* _Directive_
Below are some records; return each one exactly.

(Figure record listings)
- - -
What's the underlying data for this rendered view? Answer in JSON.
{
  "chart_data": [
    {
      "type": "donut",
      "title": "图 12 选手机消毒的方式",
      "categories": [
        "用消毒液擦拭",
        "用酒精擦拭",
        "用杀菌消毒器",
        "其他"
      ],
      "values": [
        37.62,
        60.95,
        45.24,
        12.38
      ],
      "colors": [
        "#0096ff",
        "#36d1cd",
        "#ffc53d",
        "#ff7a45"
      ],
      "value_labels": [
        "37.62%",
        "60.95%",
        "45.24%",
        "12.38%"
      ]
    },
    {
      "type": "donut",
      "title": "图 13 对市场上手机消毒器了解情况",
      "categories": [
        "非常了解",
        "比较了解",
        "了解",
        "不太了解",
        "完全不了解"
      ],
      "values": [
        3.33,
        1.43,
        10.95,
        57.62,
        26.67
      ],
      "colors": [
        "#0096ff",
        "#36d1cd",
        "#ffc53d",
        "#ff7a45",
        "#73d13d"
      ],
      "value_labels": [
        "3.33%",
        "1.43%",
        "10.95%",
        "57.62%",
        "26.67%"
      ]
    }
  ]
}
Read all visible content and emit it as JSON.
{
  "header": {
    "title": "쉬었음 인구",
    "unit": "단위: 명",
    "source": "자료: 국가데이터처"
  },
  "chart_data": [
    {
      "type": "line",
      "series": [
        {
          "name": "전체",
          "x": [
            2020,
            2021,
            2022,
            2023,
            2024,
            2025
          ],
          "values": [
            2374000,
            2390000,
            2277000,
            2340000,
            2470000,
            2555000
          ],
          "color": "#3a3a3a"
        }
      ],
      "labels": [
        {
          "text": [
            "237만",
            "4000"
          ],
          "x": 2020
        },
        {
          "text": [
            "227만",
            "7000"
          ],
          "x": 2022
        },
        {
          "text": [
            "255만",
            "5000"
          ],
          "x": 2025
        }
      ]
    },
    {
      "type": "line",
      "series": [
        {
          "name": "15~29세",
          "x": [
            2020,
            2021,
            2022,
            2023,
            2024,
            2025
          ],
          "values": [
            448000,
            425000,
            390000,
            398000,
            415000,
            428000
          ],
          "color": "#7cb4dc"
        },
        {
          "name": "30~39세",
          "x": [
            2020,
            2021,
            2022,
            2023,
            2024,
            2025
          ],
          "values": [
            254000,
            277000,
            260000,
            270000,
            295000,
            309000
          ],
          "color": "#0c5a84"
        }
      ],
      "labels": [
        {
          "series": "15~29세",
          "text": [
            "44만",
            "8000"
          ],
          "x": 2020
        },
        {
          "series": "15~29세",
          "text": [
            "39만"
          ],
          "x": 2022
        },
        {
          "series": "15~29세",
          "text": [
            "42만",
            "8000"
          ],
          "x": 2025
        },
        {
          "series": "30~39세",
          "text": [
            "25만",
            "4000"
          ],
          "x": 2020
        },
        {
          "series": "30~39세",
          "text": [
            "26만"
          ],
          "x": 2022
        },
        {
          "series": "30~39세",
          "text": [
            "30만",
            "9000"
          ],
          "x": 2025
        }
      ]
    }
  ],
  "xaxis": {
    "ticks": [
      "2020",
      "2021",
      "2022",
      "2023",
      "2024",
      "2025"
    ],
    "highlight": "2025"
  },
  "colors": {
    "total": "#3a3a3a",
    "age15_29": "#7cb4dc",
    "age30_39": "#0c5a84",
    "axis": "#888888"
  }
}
- - -
* _Exercise result_
What's the underlying data for this rendered view? Answer in JSON.
{
  "chart_data": [
    {
      "type": "donut",
      "title": "图 12 选手机消毒的方式",
      "categories": [
        "用消毒液擦拭",
        "用酒精擦拭",
        "用杀菌消毒器",
        "其他"
      ],
      "values": [
        37.62,
        60.95,
        45.24,
        12.38
      ],
      "colors": [
        "#0096ff",
        "#36d1cd",
        "#ffc53d",
        "#ff7a45"
      ],
      "value_labels": [
        "37.62%",
        "60.95%",
        "45.24%",
        "12.38%"
      ]
    },
    {
      "type": "donut",
      "title": "图 13 对市场上手机消毒器了解情况",
      "categories": [
        "非常了解",
        "比较了解",
        "了解",
        "不太了解",
        "完全不了解"
      ],
      "values": [
        3.33,
        1.43,
        10.95,
        57.62,
        26.67
      ],
      "colors": [
        "#0096ff",
        "#36d1cd",
        "#ffc53d",
        "#ff7a45",
        "#73d13d"
      ],
      "value_labels": [
        "3.33%",
        "1.43%",
        "10.95%",
        "57.62%",
        "26.67%"
      ]
    }
  ]
}
Read all visible content and emit it as JSON.
{
  "header": {
    "title": "쉬었음 인구",
    "unit": "단위: 명",
    "source": "자료: 국가데이터처"
  },
  "chart_data": [
    {
      "type": "line",
      "series": [
        {
          "name": "전체",
          "x": [
            2020,
            2021,
            2022,
            2023,
            2024,
            2025
          ],
          "values": [
            2374000,
            2390000,
            2277000,
            2340000,
            2470000,
            2555000
          ],
          "color": "#3a3a3a"
        }
      ],
      "labels": [
        {
          "text": [
            "237만",
            "4000"
          ],
          "x": 2020
        },
        {
          "text": [
            "227만",
            "7000"
          ],
          "x": 2022
        },
        {
          "text": [
            "255만",
            "5000"
          ],
          "x": 2025
        }
      ]
    },
    {
      "type": "line",
      "series": [
        {
          "name": "15~29세",
          "x": [
            2020,
            2021,
            2022,
            2023,
            2024,
            2025
          ],
          "values": [
            448000,
            425000,
            390000,
            398000,
            415000,
            428000
          ],
          "color": "#7cb4dc"
        },
        {
          "name": "30~39세",
          "x": [
            2020,
            2021,
            2022,
            2023,
            2024,
            2025
          ],
          "values": [
            254000,
            277000,
            260000,
            270000,
            295000,
            309000
          ],
          "color": "#0c5a84"
        }
      ],
      "labels": [
        {
          "series": "15~29세",
          "text": [
            "44만",
            "8000"
          ],
          "x": 2020
        },
        {
          "series": "15~29세",
          "text": [
            "39만"
          ],
          "x": 2022
        },
        {
          "series": "15~29세",
          "text": [
            "42만",
            "8000"
          ],
          "x": 2025
        },
        {
          "series": "30~39세",
          "text": [
            "25만",
            "4000"
          ],
          "x": 2020
        },
        {
          "series": "30~39세",
          "text": [
            "26만"
          ],
          "x": 2022
        },
        {
          "series": "30~39세",
          "text": [
            "30만",
            "9000"
          ],
          "x": 2025
        }
      ]
    }
  ],
  "xaxis": {
    "ticks": [
      "2020",
      "2021",
      "2022",
      "2023",
      "2024",
      "2025"
    ],
    "highlight": "2025"
  },
  "colors": {
    "total": "#3a3a3a",
    "age15_29": "#7cb4dc",
    "age30_39": "#0c5a84",
    "axis": "#888888"
  }
}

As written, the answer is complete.